Task directions: Write down each entry again, exactly as it reads.

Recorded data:
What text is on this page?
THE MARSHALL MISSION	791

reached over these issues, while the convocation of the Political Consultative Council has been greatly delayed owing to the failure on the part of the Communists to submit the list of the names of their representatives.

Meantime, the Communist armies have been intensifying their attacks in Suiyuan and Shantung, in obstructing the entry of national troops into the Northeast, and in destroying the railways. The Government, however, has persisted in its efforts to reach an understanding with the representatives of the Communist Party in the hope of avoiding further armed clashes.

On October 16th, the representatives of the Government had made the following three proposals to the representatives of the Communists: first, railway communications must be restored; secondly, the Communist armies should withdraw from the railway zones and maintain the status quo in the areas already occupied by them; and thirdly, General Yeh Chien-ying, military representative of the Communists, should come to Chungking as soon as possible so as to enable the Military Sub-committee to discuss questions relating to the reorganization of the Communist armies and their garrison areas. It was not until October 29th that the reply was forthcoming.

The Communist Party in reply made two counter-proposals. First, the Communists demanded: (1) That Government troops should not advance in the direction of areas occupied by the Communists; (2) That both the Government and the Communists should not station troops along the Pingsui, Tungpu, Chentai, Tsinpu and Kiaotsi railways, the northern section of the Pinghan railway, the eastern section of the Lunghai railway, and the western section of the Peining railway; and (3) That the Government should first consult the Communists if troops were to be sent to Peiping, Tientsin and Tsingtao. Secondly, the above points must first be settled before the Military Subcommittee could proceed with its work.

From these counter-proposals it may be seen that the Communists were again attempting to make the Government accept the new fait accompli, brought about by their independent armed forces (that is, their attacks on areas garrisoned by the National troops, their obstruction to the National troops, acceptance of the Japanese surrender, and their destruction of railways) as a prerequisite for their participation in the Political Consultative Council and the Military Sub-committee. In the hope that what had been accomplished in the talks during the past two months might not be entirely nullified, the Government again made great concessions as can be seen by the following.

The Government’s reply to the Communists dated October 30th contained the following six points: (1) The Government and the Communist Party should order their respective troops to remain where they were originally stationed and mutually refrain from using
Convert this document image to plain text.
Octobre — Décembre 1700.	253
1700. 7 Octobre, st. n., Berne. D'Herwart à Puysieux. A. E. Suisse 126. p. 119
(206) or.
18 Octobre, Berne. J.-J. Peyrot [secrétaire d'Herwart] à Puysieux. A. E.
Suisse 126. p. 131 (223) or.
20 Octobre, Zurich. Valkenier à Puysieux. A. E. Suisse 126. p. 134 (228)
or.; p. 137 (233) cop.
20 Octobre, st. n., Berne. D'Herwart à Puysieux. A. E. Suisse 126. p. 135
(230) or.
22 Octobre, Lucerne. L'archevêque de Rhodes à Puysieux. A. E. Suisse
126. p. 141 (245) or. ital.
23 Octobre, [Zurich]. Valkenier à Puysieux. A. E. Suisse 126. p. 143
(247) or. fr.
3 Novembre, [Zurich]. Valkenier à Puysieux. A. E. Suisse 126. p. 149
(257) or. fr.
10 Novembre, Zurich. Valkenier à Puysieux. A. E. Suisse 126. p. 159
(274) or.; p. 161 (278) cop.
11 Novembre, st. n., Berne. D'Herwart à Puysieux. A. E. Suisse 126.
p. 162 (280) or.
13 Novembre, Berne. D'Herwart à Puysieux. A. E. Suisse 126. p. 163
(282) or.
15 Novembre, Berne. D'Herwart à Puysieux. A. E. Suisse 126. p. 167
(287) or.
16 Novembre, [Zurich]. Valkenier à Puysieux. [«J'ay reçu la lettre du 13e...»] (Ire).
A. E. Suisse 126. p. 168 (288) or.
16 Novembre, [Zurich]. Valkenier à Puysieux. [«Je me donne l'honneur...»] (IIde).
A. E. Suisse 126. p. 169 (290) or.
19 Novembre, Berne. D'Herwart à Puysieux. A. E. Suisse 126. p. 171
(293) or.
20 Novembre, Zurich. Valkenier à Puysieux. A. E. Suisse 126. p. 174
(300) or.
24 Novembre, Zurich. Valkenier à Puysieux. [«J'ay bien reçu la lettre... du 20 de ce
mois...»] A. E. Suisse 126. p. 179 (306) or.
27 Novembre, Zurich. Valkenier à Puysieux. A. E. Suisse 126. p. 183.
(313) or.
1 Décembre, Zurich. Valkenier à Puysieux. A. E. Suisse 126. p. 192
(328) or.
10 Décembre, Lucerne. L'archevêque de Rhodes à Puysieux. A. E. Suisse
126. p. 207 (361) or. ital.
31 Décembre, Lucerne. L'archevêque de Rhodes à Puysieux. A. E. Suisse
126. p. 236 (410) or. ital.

Response below:
What text is on this page?
THE MARSHALL MISSION	791

reached over these issues, while the convocation of the Political Consultative Council has been greatly delayed owing to the failure on the part of the Communists to submit the list of the names of their representatives.

Meantime, the Communist armies have been intensifying their attacks in Suiyuan and Shantung, in obstructing the entry of national troops into the Northeast, and in destroying the railways. The Government, however, has persisted in its efforts to reach an understanding with the representatives of the Communist Party in the hope of avoiding further armed clashes.

On October 16th, the representatives of the Government had made the following three proposals to the representatives of the Communists: first, railway communications must be restored; secondly, the Communist armies should withdraw from the railway zones and maintain the status quo in the areas already occupied by them; and thirdly, General Yeh Chien-ying, military representative of the Communists, should come to Chungking as soon as possible so as to enable the Military Sub-committee to discuss questions relating to the reorganization of the Communist armies and their garrison areas. It was not until October 29th that the reply was forthcoming.

The Communist Party in reply made two counter-proposals. First, the Communists demanded: (1) That Government troops should not advance in the direction of areas occupied by the Communists; (2) That both the Government and the Communists should not station troops along the Pingsui, Tungpu, Chentai, Tsinpu and Kiaotsi railways, the northern section of the Pinghan railway, the eastern section of the Lunghai railway, and the western section of the Peining railway; and (3) That the Government should first consult the Communists if troops were to be sent to Peiping, Tientsin and Tsingtao. Secondly, the above points must first be settled before the Military Subcommittee could proceed with its work.

From these counter-proposals it may be seen that the Communists were again attempting to make the Government accept the new fait accompli, brought about by their independent armed forces (that is, their attacks on areas garrisoned by the National troops, their obstruction to the National troops, acceptance of the Japanese surrender, and their destruction of railways) as a prerequisite for their participation in the Political Consultative Council and the Military Sub-committee. In the hope that what had been accomplished in the talks during the past two months might not be entirely nullified, the Government again made great concessions as can be seen by the following.

The Government’s reply to the Communists dated October 30th contained the following six points: (1) The Government and the Communist Party should order their respective troops to remain where they were originally stationed and mutually refrain from using
Convert this document image to plain text.
Octobre — Décembre 1700.	253
1700. 7 Octobre, st. n., Berne. D'Herwart à Puysieux. A. E. Suisse 126. p. 119
(206) or.
18 Octobre, Berne. J.-J. Peyrot [secrétaire d'Herwart] à Puysieux. A. E.
Suisse 126. p. 131 (223) or.
20 Octobre, Zurich. Valkenier à Puysieux. A. E. Suisse 126. p. 134 (228)
or.; p. 137 (233) cop.
20 Octobre, st. n., Berne. D'Herwart à Puysieux. A. E. Suisse 126. p. 135
(230) or.
22 Octobre, Lucerne. L'archevêque de Rhodes à Puysieux. A. E. Suisse
126. p. 141 (245) or. ital.
23 Octobre, [Zurich]. Valkenier à Puysieux. A. E. Suisse 126. p. 143
(247) or. fr.
3 Novembre, [Zurich]. Valkenier à Puysieux. A. E. Suisse 126. p. 149
(257) or. fr.
10 Novembre, Zurich. Valkenier à Puysieux. A. E. Suisse 126. p. 159
(274) or.; p. 161 (278) cop.
11 Novembre, st. n., Berne. D'Herwart à Puysieux. A. E. Suisse 126.
p. 162 (280) or.
13 Novembre, Berne. D'Herwart à Puysieux. A. E. Suisse 126. p. 163
(282) or.
15 Novembre, Berne. D'Herwart à Puysieux. A. E. Suisse 126. p. 167
(287) or.
16 Novembre, [Zurich]. Valkenier à Puysieux. [«J'ay reçu la lettre du 13e...»] (Ire).
A. E. Suisse 126. p. 168 (288) or.
16 Novembre, [Zurich]. Valkenier à Puysieux. [«Je me donne l'honneur...»] (IIde).
A. E. Suisse 126. p. 169 (290) or.
19 Novembre, Berne. D'Herwart à Puysieux. A. E. Suisse 126. p. 171
(293) or.
20 Novembre, Zurich. Valkenier à Puysieux. A. E. Suisse 126. p. 174
(300) or.
24 Novembre, Zurich. Valkenier à Puysieux. [«J'ay bien reçu la lettre... du 20 de ce
mois...»] A. E. Suisse 126. p. 179 (306) or.
27 Novembre, Zurich. Valkenier à Puysieux. A. E. Suisse 126. p. 183.
(313) or.
1 Décembre, Zurich. Valkenier à Puysieux. A. E. Suisse 126. p. 192
(328) or.
10 Décembre, Lucerne. L'archevêque de Rhodes à Puysieux. A. E. Suisse
126. p. 207 (361) or. ital.
31 Décembre, Lucerne. L'archevêque de Rhodes à Puysieux. A. E. Suisse
126. p. 236 (410) or. ital.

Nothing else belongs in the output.